**Saved data entries:**
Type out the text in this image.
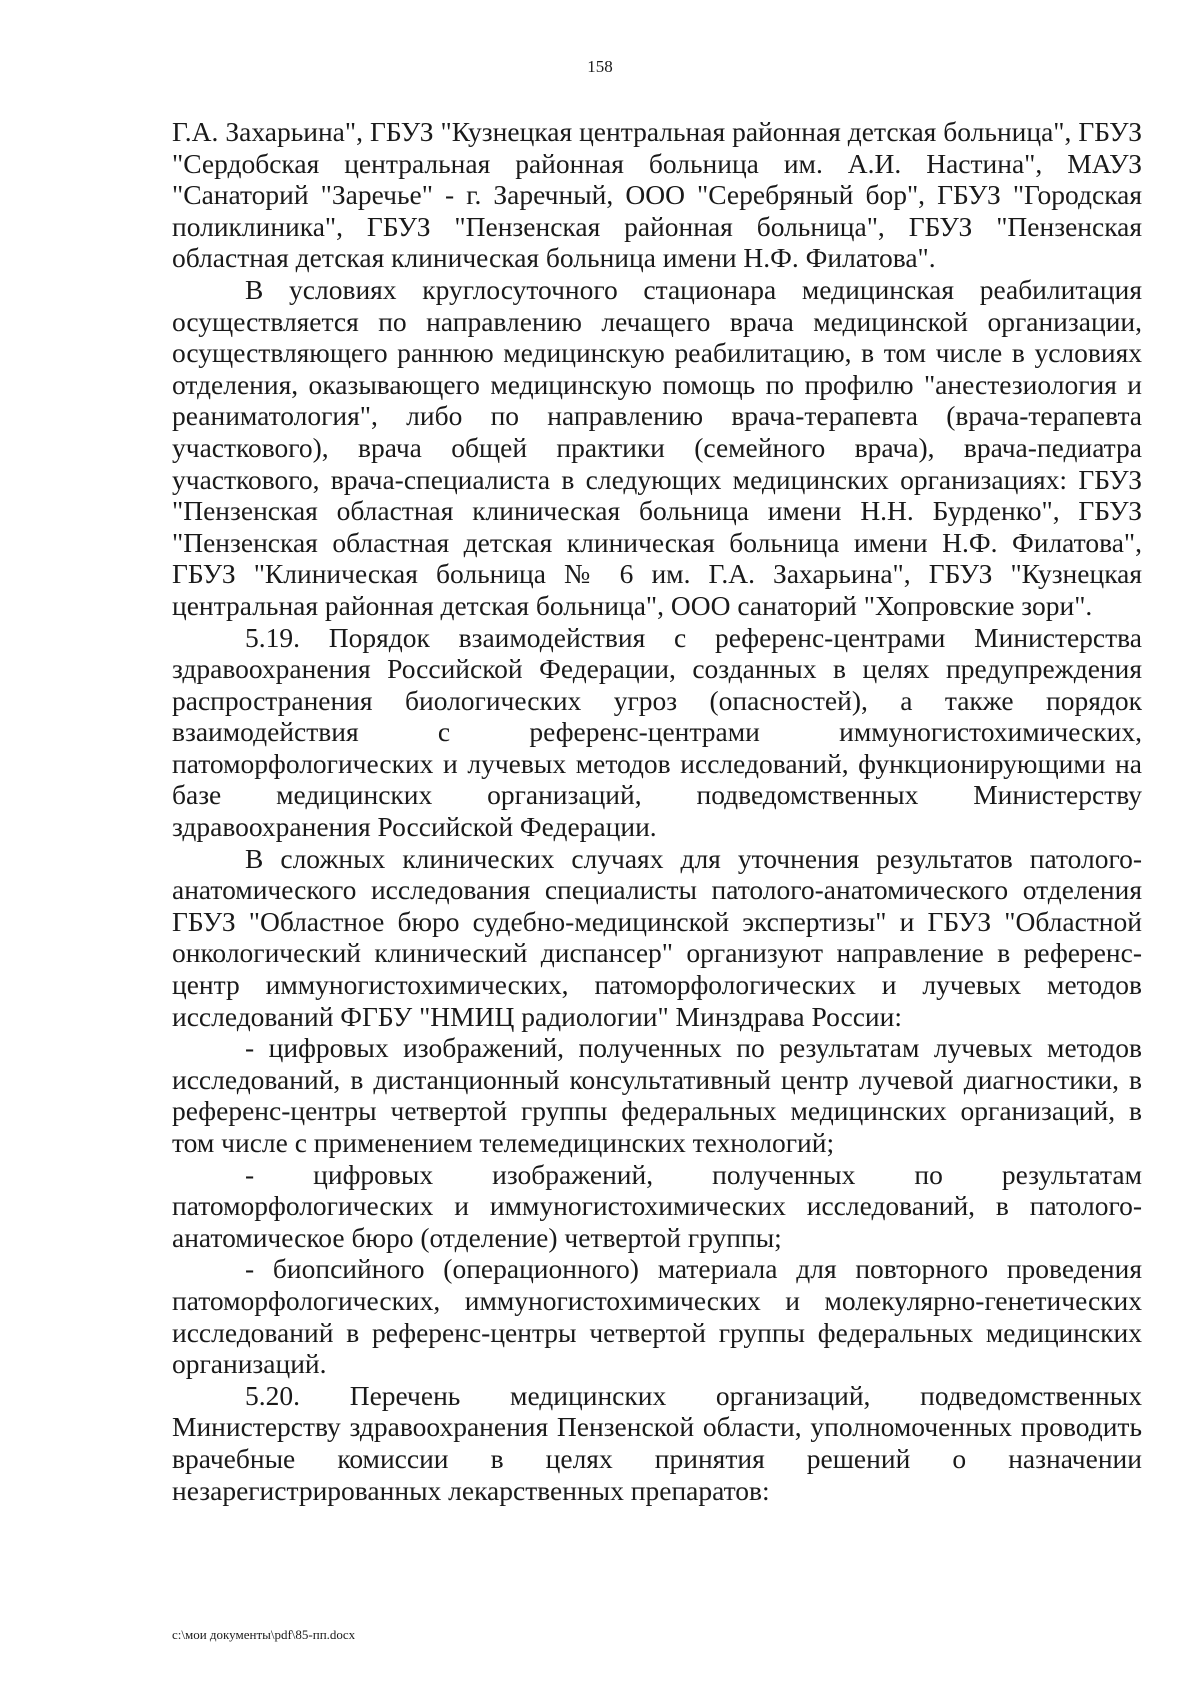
158

Г.А. Захарьина", ГБУЗ "Кузнецкая центральная районная детская больница", ГБУЗ "Сердобская центральная районная больница им. А.И. Настина", МАУЗ "Санаторий "Заречье" - г. Заречный, ООО "Серебряный бор", ГБУЗ "Городская поликлиника", ГБУЗ "Пензенская районная больница", ГБУЗ "Пензенская областная детская клиническая больница имени Н.Ф. Филатова".

В условиях круглосуточного стационара медицинская реабилитация осуществляется по направлению лечащего врача медицинской организации, осуществляющего раннюю медицинскую реабилитацию, в том числе в условиях отделения, оказывающего медицинскую помощь по профилю "анестезиология и реаниматология", либо по направлению врача-терапевта (врача-терапевта участкового), врача общей практики (семейного врача), врача-педиатра участкового, врача-специалиста в следующих медицинских организациях: ГБУЗ "Пензенская областная клиническая больница имени Н.Н. Бурденко", ГБУЗ "Пензенская областная детская клиническая больница имени Н.Ф. Филатова", ГБУЗ "Клиническая больница № 6 им. Г.А. Захарьина", ГБУЗ "Кузнецкая центральная районная детская больница", ООО санаторий "Хопровские зори".

5.19. Порядок взаимодействия с референс-центрами Министерства здравоохранения Российской Федерации, созданных в целях предупреждения распространения биологических угроз (опасностей), а также порядок взаимодействия с референс-центрами иммуногистохимических, патоморфологических и лучевых методов исследований, функционирующими на базе медицинских организаций, подведомственных Министерству здравоохранения Российской Федерации.

В сложных клинических случаях для уточнения результатов патолого-анатомического исследования специалисты патолого-анатомического отделения ГБУЗ "Областное бюро судебно-медицинской экспертизы" и ГБУЗ "Областной онкологический клинический диспансер" организуют направление в референс-центр иммуногистохимических, патоморфологических и лучевых методов исследований ФГБУ "НМИЦ радиологии" Минздрава России:

- цифровых изображений, полученных по результатам лучевых методов исследований, в дистанционный консультативный центр лучевой диагностики, в референс-центры четвертой группы федеральных медицинских организаций, в том числе с применением телемедицинских технологий;

- цифровых изображений, полученных по результатам патоморфологических и иммуногистохимических исследований, в патолого-анатомическое бюро (отделение) четвертой группы;

- биопсийного (операционного) материала для повторного проведения патоморфологических, иммуногистохимических и молекулярно-генетических исследований в референс-центры четвертой группы федеральных медицинских организаций.

5.20. Перечень медицинских организаций, подведомственных Министерству здравоохранения Пензенской области, уполномоченных проводить врачебные комиссии в целях принятия решений о назначении незарегистрированных лекарственных препаратов:

c:\мои документы\pdf\85-пп.docx
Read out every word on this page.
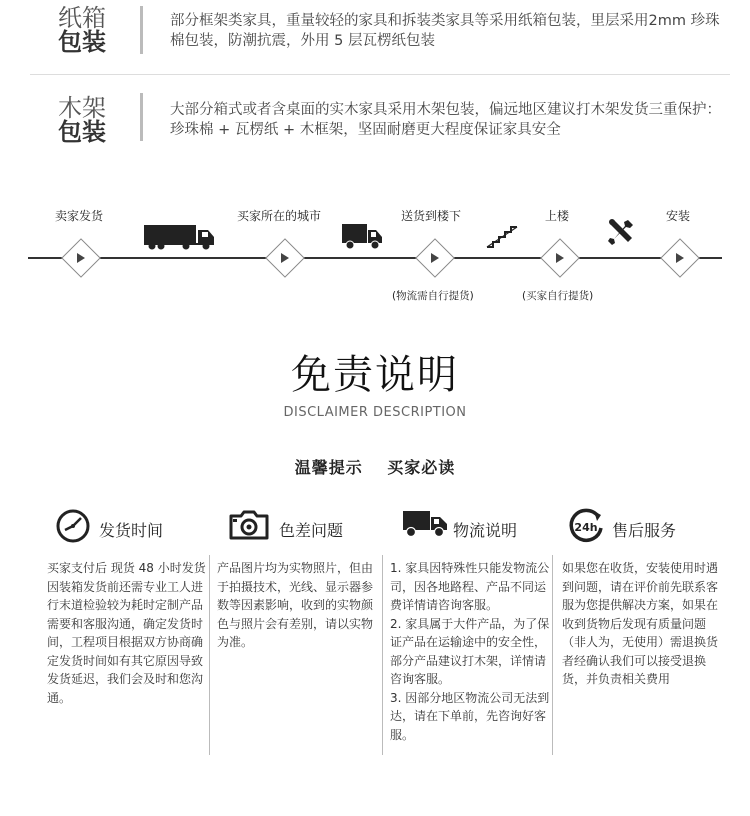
纸箱
包装
部分框架类家具，重量较轻的家具和拆装类家具等采用纸箱包装，里层采用2mm 珍珠棉包装，防潮抗震，外用 5 层瓦楞纸包装
木架
包装
大部分箱式或者含桌面的实木家具采用木架包装，偏远地区建议打木架发货三重保护：珍珠棉 + 瓦楞纸 + 木框架，坚固耐磨更大程度保证家具安全
卖家发货	买家所在的城市	送货到楼下	上楼	安装
(物流需自行提货)	(买家自行提货)
免责说明
DISCLAIMER DESCRIPTION
温馨提示 买家必读
发货时间
买家支付后 现货 48 小时发货 因装箱发货前还需专业工人进行末道检验较为耗时定制产品需要和客服沟通，确定发货时间，工程项目根据双方协商确定发货时间如有其它原因导致发货延迟，我们会及时和您沟通。
色差问题
产品图片均为实物照片，但由于拍摄技术，光线、显示器参数等因素影响，收到的实物颜色与照片会有差别，请以实物为准。
物流说明
1. 家具因特殊性只能发物流公司，因各地路程、产品不同运费详情请咨询客服。
2. 家具属于大件产品，为了保证产品在运输途中的安全性，部分产品建议打木架，详情请咨询客服。
3. 因部分地区物流公司无法到达，请在下单前，先咨询好客服。
24h 售后服务
如果您在收货，安装使用时遇到问题，请在评价前先联系客服为您提供解决方案，如果在收到货物后发现有质量问题（非人为，无使用）需退换货者经确认我们可以接受退换货，并负责相关费用
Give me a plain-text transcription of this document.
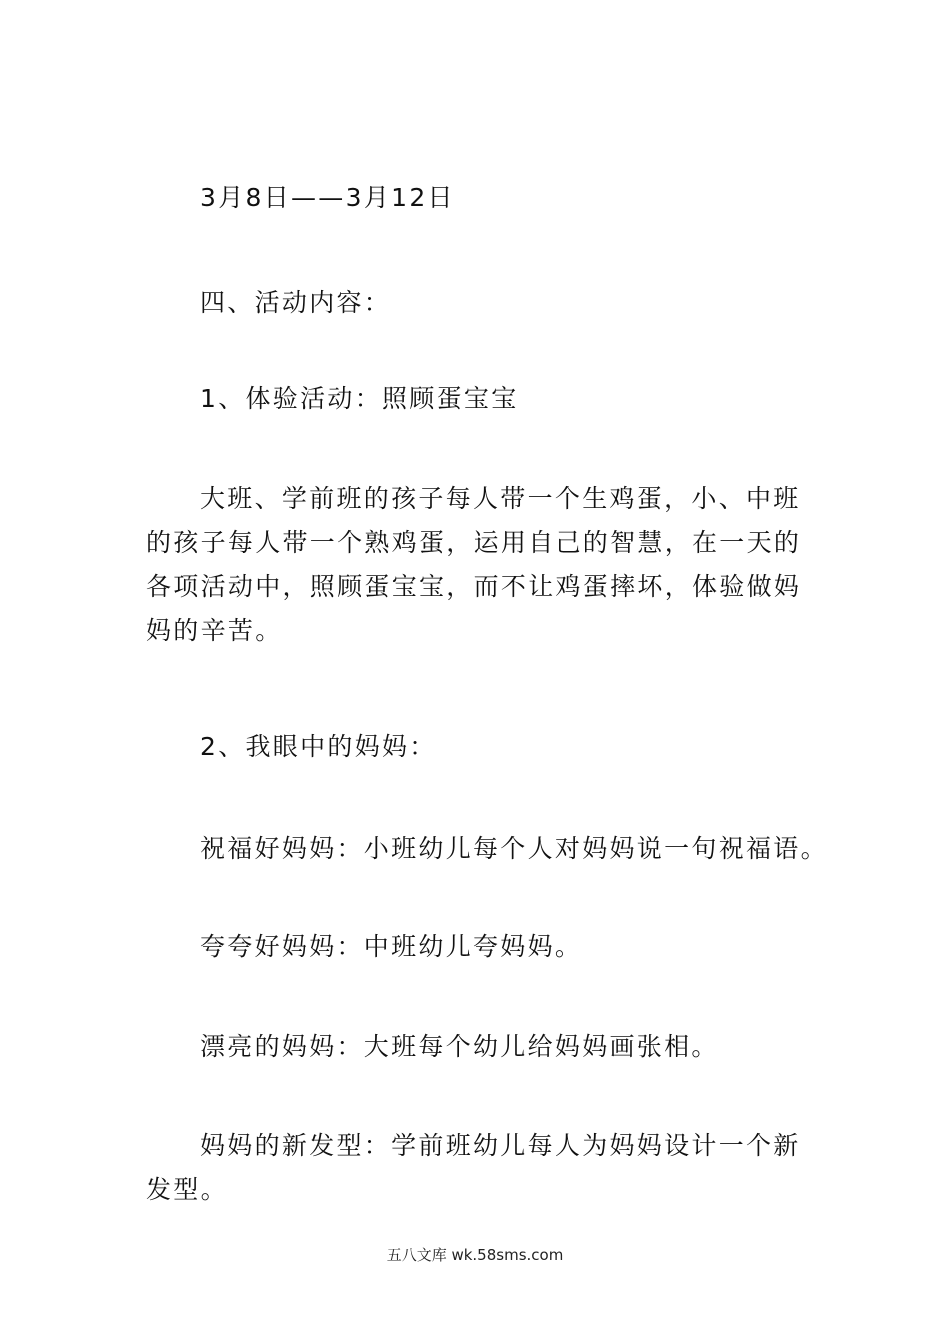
3月8日——3月12日

四、活动内容：

1、体验活动：照顾蛋宝宝

大班、学前班的孩子每人带一个生鸡蛋，小、中班的孩子每人带一个熟鸡蛋，运用自己的智慧，在一天的各项活动中，照顾蛋宝宝，而不让鸡蛋摔坏，体验做妈妈的辛苦。

2、我眼中的妈妈：

祝福好妈妈：小班幼儿每个人对妈妈说一句祝福语。

夸夸好妈妈：中班幼儿夸妈妈。

漂亮的妈妈：大班每个幼儿给妈妈画张相。

妈妈的新发型：学前班幼儿每人为妈妈设计一个新发型。

五八文库 wk.58sms.com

**Set task:** Scan the listing above. Collect all lines with the word "text".

**Written answer:**
Type out the text in this image.
Give me a plain-text transcription of this document.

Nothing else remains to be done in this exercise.